• THE RECORDS
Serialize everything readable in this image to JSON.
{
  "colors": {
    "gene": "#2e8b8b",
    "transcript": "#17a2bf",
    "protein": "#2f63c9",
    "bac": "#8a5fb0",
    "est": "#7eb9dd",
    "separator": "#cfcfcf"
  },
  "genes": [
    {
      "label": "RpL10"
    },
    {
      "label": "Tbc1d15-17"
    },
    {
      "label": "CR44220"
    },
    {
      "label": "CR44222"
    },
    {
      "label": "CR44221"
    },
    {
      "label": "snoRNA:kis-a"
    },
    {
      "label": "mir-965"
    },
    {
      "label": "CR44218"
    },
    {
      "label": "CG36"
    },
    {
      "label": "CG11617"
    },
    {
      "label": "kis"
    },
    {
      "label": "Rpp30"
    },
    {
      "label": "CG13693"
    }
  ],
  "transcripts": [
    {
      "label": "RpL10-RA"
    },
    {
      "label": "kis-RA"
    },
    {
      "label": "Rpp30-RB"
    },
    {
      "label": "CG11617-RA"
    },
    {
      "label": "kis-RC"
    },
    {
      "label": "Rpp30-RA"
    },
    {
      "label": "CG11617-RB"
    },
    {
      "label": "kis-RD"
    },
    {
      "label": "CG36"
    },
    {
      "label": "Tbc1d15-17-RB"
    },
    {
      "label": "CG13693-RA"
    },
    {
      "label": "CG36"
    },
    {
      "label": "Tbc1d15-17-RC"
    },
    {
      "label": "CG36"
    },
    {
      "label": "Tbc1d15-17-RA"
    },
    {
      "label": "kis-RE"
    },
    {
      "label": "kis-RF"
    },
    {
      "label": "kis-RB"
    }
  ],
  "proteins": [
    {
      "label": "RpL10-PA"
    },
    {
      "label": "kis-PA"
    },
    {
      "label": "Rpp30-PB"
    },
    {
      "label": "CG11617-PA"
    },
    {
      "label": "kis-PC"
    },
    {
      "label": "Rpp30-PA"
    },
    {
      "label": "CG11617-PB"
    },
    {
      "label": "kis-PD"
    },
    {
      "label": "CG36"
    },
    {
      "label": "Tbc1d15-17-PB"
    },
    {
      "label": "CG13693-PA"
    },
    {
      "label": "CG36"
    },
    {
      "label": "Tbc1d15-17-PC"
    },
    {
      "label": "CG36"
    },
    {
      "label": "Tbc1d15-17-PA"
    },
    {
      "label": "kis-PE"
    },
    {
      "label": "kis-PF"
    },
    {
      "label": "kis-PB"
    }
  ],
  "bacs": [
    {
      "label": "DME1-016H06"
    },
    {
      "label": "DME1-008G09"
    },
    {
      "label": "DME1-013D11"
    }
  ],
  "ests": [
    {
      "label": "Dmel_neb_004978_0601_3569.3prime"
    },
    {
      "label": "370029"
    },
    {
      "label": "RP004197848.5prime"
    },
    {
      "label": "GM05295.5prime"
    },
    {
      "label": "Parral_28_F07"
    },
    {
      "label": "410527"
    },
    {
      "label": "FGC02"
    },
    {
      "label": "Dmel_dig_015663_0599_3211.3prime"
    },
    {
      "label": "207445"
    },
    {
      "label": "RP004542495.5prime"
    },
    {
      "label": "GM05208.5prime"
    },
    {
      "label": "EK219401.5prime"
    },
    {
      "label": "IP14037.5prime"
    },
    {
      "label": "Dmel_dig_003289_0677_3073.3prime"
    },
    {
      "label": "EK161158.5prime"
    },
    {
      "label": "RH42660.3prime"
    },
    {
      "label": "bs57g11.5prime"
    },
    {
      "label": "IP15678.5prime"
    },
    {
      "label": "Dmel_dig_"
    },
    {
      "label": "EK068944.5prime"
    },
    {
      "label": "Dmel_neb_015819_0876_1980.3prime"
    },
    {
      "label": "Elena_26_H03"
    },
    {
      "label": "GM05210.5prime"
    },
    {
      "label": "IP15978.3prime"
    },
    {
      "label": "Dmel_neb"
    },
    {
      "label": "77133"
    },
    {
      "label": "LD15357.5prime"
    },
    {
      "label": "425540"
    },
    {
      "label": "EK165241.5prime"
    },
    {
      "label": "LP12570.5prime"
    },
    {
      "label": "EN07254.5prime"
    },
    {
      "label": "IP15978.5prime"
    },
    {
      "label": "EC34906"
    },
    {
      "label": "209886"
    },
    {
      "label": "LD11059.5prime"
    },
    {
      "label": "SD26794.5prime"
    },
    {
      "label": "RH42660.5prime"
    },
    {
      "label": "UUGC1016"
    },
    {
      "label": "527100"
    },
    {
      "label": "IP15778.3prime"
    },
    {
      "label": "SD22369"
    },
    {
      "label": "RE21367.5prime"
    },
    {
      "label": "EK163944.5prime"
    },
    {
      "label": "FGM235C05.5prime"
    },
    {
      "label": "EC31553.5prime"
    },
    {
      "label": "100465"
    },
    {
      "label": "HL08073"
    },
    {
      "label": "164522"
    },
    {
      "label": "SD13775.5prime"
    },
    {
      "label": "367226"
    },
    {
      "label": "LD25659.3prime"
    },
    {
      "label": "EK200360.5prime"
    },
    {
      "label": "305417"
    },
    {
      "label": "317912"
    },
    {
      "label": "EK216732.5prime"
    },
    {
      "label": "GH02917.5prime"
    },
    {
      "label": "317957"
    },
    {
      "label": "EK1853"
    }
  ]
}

• WHAT THE EXERCISE ASKS
The complete listing, from first line to last, should be copied verbatim.

• FINISHED EXERCISE
Serialize everything readable in this image to JSON.
{
  "colors": {
    "gene": "#2e8b8b",
    "transcript": "#17a2bf",
    "protein": "#2f63c9",
    "bac": "#8a5fb0",
    "est": "#7eb9dd",
    "separator": "#cfcfcf"
  },
  "genes": [
    {
      "label": "RpL10"
    },
    {
      "label": "Tbc1d15-17"
    },
    {
      "label": "CR44220"
    },
    {
      "label": "CR44222"
    },
    {
      "label": "CR44221"
    },
    {
      "label": "snoRNA:kis-a"
    },
    {
      "label": "mir-965"
    },
    {
      "label": "CR44218"
    },
    {
      "label": "CG36"
    },
    {
      "label": "CG11617"
    },
    {
      "label": "kis"
    },
    {
      "label": "Rpp30"
    },
    {
      "label": "CG13693"
    }
  ],
  "transcripts": [
    {
      "label": "RpL10-RA"
    },
    {
      "label": "kis-RA"
    },
    {
      "label": "Rpp30-RB"
    },
    {
      "label": "CG11617-RA"
    },
    {
      "label": "kis-RC"
    },
    {
      "label": "Rpp30-RA"
    },
    {
      "label": "CG11617-RB"
    },
    {
      "label": "kis-RD"
    },
    {
      "label": "CG36"
    },
    {
      "label": "Tbc1d15-17-RB"
    },
    {
      "label": "CG13693-RA"
    },
    {
      "label": "CG36"
    },
    {
      "label": "Tbc1d15-17-RC"
    },
    {
      "label": "CG36"
    },
    {
      "label": "Tbc1d15-17-RA"
    },
    {
      "label": "kis-RE"
    },
    {
      "label": "kis-RF"
    },
    {
      "label": "kis-RB"
    }
  ],
  "proteins": [
    {
      "label": "RpL10-PA"
    },
    {
      "label": "kis-PA"
    },
    {
      "label": "Rpp30-PB"
    },
    {
      "label": "CG11617-PA"
    },
    {
      "label": "kis-PC"
    },
    {
      "label": "Rpp30-PA"
    },
    {
      "label": "CG11617-PB"
    },
    {
      "label": "kis-PD"
    },
    {
      "label": "CG36"
    },
    {
      "label": "Tbc1d15-17-PB"
    },
    {
      "label": "CG13693-PA"
    },
    {
      "label": "CG36"
    },
    {
      "label": "Tbc1d15-17-PC"
    },
    {
      "label": "CG36"
    },
    {
      "label": "Tbc1d15-17-PA"
    },
    {
      "label": "kis-PE"
    },
    {
      "label": "kis-PF"
    },
    {
      "label": "kis-PB"
    }
  ],
  "bacs": [
    {
      "label": "DME1-016H06"
    },
    {
      "label": "DME1-008G09"
    },
    {
      "label": "DME1-013D11"
    }
  ],
  "ests": [
    {
      "label": "Dmel_neb_004978_0601_3569.3prime"
    },
    {
      "label": "370029"
    },
    {
      "label": "RP004197848.5prime"
    },
    {
      "label": "GM05295.5prime"
    },
    {
      "label": "Parral_28_F07"
    },
    {
      "label": "410527"
    },
    {
      "label": "FGC02"
    },
    {
      "label": "Dmel_dig_015663_0599_3211.3prime"
    },
    {
      "label": "207445"
    },
    {
      "label": "RP004542495.5prime"
    },
    {
      "label": "GM05208.5prime"
    },
    {
      "label": "EK219401.5prime"
    },
    {
      "label": "IP14037.5prime"
    },
    {
      "label": "Dmel_dig_003289_0677_3073.3prime"
    },
    {
      "label": "EK161158.5prime"
    },
    {
      "label": "RH42660.3prime"
    },
    {
      "label": "bs57g11.5prime"
    },
    {
      "label": "IP15678.5prime"
    },
    {
      "label": "Dmel_dig_"
    },
    {
      "label": "EK068944.5prime"
    },
    {
      "label": "Dmel_neb_015819_0876_1980.3prime"
    },
    {
      "label": "Elena_26_H03"
    },
    {
      "label": "GM05210.5prime"
    },
    {
      "label": "IP15978.3prime"
    },
    {
      "label": "Dmel_neb"
    },
    {
      "label": "77133"
    },
    {
      "label": "LD15357.5prime"
    },
    {
      "label": "425540"
    },
    {
      "label": "EK165241.5prime"
    },
    {
      "label": "LP12570.5prime"
    },
    {
      "label": "EN07254.5prime"
    },
    {
      "label": "IP15978.5prime"
    },
    {
      "label": "EC34906"
    },
    {
      "label": "209886"
    },
    {
      "label": "LD11059.5prime"
    },
    {
      "label": "SD26794.5prime"
    },
    {
      "label": "RH42660.5prime"
    },
    {
      "label": "UUGC1016"
    },
    {
      "label": "527100"
    },
    {
      "label": "IP15778.3prime"
    },
    {
      "label": "SD22369"
    },
    {
      "label": "RE21367.5prime"
    },
    {
      "label": "EK163944.5prime"
    },
    {
      "label": "FGM235C05.5prime"
    },
    {
      "label": "EC31553.5prime"
    },
    {
      "label": "100465"
    },
    {
      "label": "HL08073"
    },
    {
      "label": "164522"
    },
    {
      "label": "SD13775.5prime"
    },
    {
      "label": "367226"
    },
    {
      "label": "LD25659.3prime"
    },
    {
      "label": "EK200360.5prime"
    },
    {
      "label": "305417"
    },
    {
      "label": "317912"
    },
    {
      "label": "EK216732.5prime"
    },
    {
      "label": "GH02917.5prime"
    },
    {
      "label": "317957"
    },
    {
      "label": "EK1853"
    }
  ]
}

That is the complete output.